* **STATED GOAL**: Without altering anything, output the material below.

* **DATA FOR THE TASK**:

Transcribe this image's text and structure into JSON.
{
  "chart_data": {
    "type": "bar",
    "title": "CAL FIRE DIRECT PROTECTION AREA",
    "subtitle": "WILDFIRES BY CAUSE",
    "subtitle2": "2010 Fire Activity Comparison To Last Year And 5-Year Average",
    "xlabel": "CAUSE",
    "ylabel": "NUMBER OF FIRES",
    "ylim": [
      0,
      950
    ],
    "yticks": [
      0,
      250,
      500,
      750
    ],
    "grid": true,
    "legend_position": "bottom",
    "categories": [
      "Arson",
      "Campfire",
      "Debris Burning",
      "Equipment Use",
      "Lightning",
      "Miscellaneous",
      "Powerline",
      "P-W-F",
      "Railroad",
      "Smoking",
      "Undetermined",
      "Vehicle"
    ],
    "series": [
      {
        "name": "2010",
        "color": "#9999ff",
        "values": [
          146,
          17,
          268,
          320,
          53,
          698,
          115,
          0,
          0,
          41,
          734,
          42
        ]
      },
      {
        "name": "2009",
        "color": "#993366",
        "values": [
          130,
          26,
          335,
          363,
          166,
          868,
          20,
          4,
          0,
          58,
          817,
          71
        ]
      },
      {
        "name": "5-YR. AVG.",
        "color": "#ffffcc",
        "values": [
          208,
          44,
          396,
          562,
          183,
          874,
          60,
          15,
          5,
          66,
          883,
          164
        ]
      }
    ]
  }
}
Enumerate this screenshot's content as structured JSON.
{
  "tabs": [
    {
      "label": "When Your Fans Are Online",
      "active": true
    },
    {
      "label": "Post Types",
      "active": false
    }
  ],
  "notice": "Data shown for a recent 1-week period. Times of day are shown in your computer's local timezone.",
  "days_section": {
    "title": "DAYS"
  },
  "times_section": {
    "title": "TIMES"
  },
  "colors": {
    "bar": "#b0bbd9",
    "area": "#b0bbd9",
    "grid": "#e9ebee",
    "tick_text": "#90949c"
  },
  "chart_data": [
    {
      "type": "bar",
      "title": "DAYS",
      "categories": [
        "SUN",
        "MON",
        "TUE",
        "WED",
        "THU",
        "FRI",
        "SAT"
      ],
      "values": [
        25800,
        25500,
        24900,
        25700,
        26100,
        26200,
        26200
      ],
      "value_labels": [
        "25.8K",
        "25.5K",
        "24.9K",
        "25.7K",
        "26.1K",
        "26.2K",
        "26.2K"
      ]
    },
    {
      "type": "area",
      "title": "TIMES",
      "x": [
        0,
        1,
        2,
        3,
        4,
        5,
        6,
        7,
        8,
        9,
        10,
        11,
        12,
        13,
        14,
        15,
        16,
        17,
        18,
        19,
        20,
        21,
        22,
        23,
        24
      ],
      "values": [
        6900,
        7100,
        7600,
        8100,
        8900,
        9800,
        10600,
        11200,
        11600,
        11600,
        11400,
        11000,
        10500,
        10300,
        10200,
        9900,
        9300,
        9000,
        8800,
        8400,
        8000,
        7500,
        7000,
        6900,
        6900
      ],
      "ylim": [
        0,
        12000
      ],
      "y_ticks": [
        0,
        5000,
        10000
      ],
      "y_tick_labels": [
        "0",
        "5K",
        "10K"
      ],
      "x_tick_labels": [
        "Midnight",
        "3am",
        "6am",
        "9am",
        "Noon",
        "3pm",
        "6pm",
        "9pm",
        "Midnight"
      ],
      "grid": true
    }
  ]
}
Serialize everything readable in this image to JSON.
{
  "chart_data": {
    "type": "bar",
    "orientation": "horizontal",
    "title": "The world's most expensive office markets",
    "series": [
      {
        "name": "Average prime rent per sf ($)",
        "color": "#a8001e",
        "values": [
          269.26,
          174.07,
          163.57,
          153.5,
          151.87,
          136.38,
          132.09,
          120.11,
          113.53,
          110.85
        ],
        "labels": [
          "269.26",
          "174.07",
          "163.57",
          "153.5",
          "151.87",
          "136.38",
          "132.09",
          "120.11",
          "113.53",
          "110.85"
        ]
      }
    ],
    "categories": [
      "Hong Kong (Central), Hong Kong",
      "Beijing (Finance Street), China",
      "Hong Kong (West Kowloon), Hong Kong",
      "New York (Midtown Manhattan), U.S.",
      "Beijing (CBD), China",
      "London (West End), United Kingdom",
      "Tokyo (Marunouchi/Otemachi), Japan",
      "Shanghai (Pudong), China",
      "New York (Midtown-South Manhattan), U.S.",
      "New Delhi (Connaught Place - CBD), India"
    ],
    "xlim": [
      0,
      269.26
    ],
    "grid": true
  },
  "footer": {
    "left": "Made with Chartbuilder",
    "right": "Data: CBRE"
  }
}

* **ANSWER TO THIS TASK**:
Transcribe this image's text and structure into JSON.
{
  "chart_data": {
    "type": "bar",
    "title": "CAL FIRE DIRECT PROTECTION AREA",
    "subtitle": "WILDFIRES BY CAUSE",
    "subtitle2": "2010 Fire Activity Comparison To Last Year And 5-Year Average",
    "xlabel": "CAUSE",
    "ylabel": "NUMBER OF FIRES",
    "ylim": [
      0,
      950
    ],
    "yticks": [
      0,
      250,
      500,
      750
    ],
    "grid": true,
    "legend_position": "bottom",
    "categories": [
      "Arson",
      "Campfire",
      "Debris Burning",
      "Equipment Use",
      "Lightning",
      "Miscellaneous",
      "Powerline",
      "P-W-F",
      "Railroad",
      "Smoking",
      "Undetermined",
      "Vehicle"
    ],
    "series": [
      {
        "name": "2010",
        "color": "#9999ff",
        "values": [
          146,
          17,
          268,
          320,
          53,
          698,
          115,
          0,
          0,
          41,
          734,
          42
        ]
      },
      {
        "name": "2009",
        "color": "#993366",
        "values": [
          130,
          26,
          335,
          363,
          166,
          868,
          20,
          4,
          0,
          58,
          817,
          71
        ]
      },
      {
        "name": "5-YR. AVG.",
        "color": "#ffffcc",
        "values": [
          208,
          44,
          396,
          562,
          183,
          874,
          60,
          15,
          5,
          66,
          883,
          164
        ]
      }
    ]
  }
}
Enumerate this screenshot's content as structured JSON.
{
  "tabs": [
    {
      "label": "When Your Fans Are Online",
      "active": true
    },
    {
      "label": "Post Types",
      "active": false
    }
  ],
  "notice": "Data shown for a recent 1-week period. Times of day are shown in your computer's local timezone.",
  "days_section": {
    "title": "DAYS"
  },
  "times_section": {
    "title": "TIMES"
  },
  "colors": {
    "bar": "#b0bbd9",
    "area": "#b0bbd9",
    "grid": "#e9ebee",
    "tick_text": "#90949c"
  },
  "chart_data": [
    {
      "type": "bar",
      "title": "DAYS",
      "categories": [
        "SUN",
        "MON",
        "TUE",
        "WED",
        "THU",
        "FRI",
        "SAT"
      ],
      "values": [
        25800,
        25500,
        24900,
        25700,
        26100,
        26200,
        26200
      ],
      "value_labels": [
        "25.8K",
        "25.5K",
        "24.9K",
        "25.7K",
        "26.1K",
        "26.2K",
        "26.2K"
      ]
    },
    {
      "type": "area",
      "title": "TIMES",
      "x": [
        0,
        1,
        2,
        3,
        4,
        5,
        6,
        7,
        8,
        9,
        10,
        11,
        12,
        13,
        14,
        15,
        16,
        17,
        18,
        19,
        20,
        21,
        22,
        23,
        24
      ],
      "values": [
        6900,
        7100,
        7600,
        8100,
        8900,
        9800,
        10600,
        11200,
        11600,
        11600,
        11400,
        11000,
        10500,
        10300,
        10200,
        9900,
        9300,
        9000,
        8800,
        8400,
        8000,
        7500,
        7000,
        6900,
        6900
      ],
      "ylim": [
        0,
        12000
      ],
      "y_ticks": [
        0,
        5000,
        10000
      ],
      "y_tick_labels": [
        "0",
        "5K",
        "10K"
      ],
      "x_tick_labels": [
        "Midnight",
        "3am",
        "6am",
        "9am",
        "Noon",
        "3pm",
        "6pm",
        "9pm",
        "Midnight"
      ],
      "grid": true
    }
  ]
}
Serialize everything readable in this image to JSON.
{
  "chart_data": {
    "type": "bar",
    "orientation": "horizontal",
    "title": "The world's most expensive office markets",
    "series": [
      {
        "name": "Average prime rent per sf ($)",
        "color": "#a8001e",
        "values": [
          269.26,
          174.07,
          163.57,
          153.5,
          151.87,
          136.38,
          132.09,
          120.11,
          113.53,
          110.85
        ],
        "labels": [
          "269.26",
          "174.07",
          "163.57",
          "153.5",
          "151.87",
          "136.38",
          "132.09",
          "120.11",
          "113.53",
          "110.85"
        ]
      }
    ],
    "categories": [
      "Hong Kong (Central), Hong Kong",
      "Beijing (Finance Street), China",
      "Hong Kong (West Kowloon), Hong Kong",
      "New York (Midtown Manhattan), U.S.",
      "Beijing (CBD), China",
      "London (West End), United Kingdom",
      "Tokyo (Marunouchi/Otemachi), Japan",
      "Shanghai (Pudong), China",
      "New York (Midtown-South Manhattan), U.S.",
      "New Delhi (Connaught Place - CBD), India"
    ],
    "xlim": [
      0,
      269.26
    ],
    "grid": true
  },
  "footer": {
    "left": "Made with Chartbuilder",
    "right": "Data: CBRE"
  }
}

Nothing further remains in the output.